------ Extracted entries ------

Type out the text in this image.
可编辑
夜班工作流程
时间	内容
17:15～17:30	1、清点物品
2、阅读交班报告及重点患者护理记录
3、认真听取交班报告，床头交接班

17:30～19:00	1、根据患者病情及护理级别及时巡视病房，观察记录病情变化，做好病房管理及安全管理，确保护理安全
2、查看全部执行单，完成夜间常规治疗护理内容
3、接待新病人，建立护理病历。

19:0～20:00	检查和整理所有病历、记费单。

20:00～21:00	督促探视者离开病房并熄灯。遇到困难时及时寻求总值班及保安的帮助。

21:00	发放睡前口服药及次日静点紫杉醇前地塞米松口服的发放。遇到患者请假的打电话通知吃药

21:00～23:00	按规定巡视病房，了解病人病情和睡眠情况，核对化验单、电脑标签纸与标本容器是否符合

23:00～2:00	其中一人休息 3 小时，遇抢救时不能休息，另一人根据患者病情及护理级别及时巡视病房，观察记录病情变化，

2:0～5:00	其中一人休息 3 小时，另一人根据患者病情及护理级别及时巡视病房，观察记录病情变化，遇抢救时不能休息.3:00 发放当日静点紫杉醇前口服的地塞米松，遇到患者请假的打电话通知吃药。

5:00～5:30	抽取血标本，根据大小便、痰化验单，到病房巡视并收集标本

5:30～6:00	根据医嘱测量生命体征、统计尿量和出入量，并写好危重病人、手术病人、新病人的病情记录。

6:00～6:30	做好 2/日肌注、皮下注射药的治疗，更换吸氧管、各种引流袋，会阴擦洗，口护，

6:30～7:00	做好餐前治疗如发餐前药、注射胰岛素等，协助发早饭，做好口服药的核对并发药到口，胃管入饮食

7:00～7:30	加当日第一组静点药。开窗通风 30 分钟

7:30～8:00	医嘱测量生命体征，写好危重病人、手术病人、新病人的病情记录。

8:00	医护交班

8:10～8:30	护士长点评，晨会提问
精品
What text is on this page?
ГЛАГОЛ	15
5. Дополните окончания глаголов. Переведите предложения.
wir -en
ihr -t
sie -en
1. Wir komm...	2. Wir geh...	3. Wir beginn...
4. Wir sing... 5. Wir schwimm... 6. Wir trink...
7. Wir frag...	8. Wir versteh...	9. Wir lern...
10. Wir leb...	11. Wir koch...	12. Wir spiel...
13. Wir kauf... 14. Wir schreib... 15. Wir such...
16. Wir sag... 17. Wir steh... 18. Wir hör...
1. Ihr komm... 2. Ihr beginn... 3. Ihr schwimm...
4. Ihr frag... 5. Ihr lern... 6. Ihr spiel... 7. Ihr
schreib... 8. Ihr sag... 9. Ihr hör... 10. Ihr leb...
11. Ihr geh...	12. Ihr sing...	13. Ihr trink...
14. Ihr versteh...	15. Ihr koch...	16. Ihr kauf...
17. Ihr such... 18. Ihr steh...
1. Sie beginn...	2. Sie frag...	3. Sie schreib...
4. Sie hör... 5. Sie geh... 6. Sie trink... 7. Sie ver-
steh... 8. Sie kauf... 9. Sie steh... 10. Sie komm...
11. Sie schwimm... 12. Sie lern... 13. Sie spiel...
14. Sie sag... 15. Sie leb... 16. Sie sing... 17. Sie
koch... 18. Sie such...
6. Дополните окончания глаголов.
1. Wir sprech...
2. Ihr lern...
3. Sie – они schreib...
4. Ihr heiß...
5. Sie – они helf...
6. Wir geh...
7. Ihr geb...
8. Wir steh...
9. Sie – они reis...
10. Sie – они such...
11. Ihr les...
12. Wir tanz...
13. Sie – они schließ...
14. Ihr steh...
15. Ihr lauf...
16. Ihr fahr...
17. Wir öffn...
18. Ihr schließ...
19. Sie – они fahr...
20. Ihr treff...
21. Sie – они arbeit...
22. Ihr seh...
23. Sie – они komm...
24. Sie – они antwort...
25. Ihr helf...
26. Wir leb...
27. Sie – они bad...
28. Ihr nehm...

------

Look through the records and gather each line with the word "окончания".

5. Дополните окончания глаголов. Переведите предложения.
6. Дополните окончания глаголов.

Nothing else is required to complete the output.